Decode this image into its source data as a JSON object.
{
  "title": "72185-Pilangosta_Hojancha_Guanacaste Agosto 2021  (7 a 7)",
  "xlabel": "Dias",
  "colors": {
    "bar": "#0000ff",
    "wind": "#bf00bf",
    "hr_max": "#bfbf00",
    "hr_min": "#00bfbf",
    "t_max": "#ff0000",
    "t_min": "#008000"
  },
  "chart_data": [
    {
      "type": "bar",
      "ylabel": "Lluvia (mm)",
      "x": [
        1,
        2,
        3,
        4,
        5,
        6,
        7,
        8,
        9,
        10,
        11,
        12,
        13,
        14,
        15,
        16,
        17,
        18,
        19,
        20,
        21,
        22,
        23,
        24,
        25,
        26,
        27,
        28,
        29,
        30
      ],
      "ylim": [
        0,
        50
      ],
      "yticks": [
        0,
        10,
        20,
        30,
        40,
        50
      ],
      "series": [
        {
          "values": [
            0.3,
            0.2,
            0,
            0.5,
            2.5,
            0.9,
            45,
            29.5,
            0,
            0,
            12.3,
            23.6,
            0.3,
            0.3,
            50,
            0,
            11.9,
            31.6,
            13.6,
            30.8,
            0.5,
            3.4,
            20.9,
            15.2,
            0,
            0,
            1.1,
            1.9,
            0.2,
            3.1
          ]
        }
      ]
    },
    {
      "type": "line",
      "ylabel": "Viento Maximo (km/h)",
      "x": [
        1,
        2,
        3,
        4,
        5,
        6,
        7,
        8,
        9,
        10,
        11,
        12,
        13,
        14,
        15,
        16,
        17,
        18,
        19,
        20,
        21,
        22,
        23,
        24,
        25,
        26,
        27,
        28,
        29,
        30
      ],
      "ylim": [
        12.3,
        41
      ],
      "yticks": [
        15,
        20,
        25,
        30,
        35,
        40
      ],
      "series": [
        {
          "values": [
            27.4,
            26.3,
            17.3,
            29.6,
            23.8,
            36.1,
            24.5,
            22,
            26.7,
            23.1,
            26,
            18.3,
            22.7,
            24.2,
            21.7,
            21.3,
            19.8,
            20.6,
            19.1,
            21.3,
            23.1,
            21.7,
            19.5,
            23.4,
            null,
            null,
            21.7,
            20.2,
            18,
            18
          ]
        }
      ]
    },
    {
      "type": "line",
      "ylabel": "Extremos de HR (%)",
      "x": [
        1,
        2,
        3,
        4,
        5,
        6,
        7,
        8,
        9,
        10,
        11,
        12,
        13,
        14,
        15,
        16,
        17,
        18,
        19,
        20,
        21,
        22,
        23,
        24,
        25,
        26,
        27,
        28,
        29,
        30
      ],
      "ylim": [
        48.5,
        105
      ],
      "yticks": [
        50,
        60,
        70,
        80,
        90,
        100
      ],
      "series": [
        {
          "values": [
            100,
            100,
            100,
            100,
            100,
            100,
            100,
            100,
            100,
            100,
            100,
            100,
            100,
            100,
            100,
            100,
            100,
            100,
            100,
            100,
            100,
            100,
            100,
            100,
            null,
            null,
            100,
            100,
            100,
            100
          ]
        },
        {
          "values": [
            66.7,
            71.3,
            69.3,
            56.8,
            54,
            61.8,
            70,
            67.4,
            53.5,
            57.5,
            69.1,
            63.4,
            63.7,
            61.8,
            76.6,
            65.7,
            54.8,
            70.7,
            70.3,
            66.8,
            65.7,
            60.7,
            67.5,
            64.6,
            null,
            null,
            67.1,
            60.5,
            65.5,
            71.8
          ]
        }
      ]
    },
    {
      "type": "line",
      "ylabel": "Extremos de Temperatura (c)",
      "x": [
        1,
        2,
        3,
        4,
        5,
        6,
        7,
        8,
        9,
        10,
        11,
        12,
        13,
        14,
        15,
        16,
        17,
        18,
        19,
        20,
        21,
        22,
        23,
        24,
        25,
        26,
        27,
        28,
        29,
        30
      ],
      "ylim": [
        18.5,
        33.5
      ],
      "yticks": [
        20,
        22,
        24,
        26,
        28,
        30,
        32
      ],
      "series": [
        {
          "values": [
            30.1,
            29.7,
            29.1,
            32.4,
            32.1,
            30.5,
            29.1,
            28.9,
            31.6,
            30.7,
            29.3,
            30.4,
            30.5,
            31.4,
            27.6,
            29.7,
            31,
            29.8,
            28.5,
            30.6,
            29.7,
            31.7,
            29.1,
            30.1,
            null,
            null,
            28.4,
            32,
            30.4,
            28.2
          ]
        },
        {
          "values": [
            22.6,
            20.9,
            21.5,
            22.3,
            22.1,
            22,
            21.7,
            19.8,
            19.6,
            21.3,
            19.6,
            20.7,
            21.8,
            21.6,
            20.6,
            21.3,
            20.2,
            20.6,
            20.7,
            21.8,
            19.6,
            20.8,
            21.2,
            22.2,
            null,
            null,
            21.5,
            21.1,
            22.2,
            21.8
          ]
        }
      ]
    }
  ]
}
···
* **Requirements**:
Look through the listing and extract every line with "Extremos" in it.

* **The output**:
      "ylabel": "Extremos de HR (%)",
      "ylabel": "Extremos de Temperatura (c)",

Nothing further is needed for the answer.